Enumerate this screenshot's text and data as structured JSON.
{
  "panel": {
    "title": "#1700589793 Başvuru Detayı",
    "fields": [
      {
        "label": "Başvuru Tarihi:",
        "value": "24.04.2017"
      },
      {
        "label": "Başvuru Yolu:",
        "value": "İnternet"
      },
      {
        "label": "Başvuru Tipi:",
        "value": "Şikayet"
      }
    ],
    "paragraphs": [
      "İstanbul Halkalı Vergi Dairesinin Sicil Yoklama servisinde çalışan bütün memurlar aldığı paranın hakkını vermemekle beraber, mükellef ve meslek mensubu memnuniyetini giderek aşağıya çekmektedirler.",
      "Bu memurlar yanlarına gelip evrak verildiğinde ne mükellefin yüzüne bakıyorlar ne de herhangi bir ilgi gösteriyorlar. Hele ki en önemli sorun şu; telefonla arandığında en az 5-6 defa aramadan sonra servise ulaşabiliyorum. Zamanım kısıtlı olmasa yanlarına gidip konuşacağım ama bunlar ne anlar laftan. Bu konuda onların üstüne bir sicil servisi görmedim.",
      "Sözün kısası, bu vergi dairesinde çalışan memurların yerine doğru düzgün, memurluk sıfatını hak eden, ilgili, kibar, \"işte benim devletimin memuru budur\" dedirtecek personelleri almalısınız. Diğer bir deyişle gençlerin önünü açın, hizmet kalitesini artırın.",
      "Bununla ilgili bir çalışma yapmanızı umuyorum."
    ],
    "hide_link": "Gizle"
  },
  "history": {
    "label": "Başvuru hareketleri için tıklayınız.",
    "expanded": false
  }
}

• _CHALLENGE_
Type out all of the material again, word for word.

• _REPLY TO THE TASK_
Enumerate this screenshot's text and data as structured JSON.
{
  "panel": {
    "title": "#1700589793 Başvuru Detayı",
    "fields": [
      {
        "label": "Başvuru Tarihi:",
        "value": "24.04.2017"
      },
      {
        "label": "Başvuru Yolu:",
        "value": "İnternet"
      },
      {
        "label": "Başvuru Tipi:",
        "value": "Şikayet"
      }
    ],
    "paragraphs": [
      "İstanbul Halkalı Vergi Dairesinin Sicil Yoklama servisinde çalışan bütün memurlar aldığı paranın hakkını vermemekle beraber, mükellef ve meslek mensubu memnuniyetini giderek aşağıya çekmektedirler.",
      "Bu memurlar yanlarına gelip evrak verildiğinde ne mükellefin yüzüne bakıyorlar ne de herhangi bir ilgi gösteriyorlar. Hele ki en önemli sorun şu; telefonla arandığında en az 5-6 defa aramadan sonra servise ulaşabiliyorum. Zamanım kısıtlı olmasa yanlarına gidip konuşacağım ama bunlar ne anlar laftan. Bu konuda onların üstüne bir sicil servisi görmedim.",
      "Sözün kısası, bu vergi dairesinde çalışan memurların yerine doğru düzgün, memurluk sıfatını hak eden, ilgili, kibar, \"işte benim devletimin memuru budur\" dedirtecek personelleri almalısınız. Diğer bir deyişle gençlerin önünü açın, hizmet kalitesini artırın.",
      "Bununla ilgili bir çalışma yapmanızı umuyorum."
    ],
    "hide_link": "Gizle"
  },
  "history": {
    "label": "Başvuru hareketleri için tıklayınız.",
    "expanded": false
  }
}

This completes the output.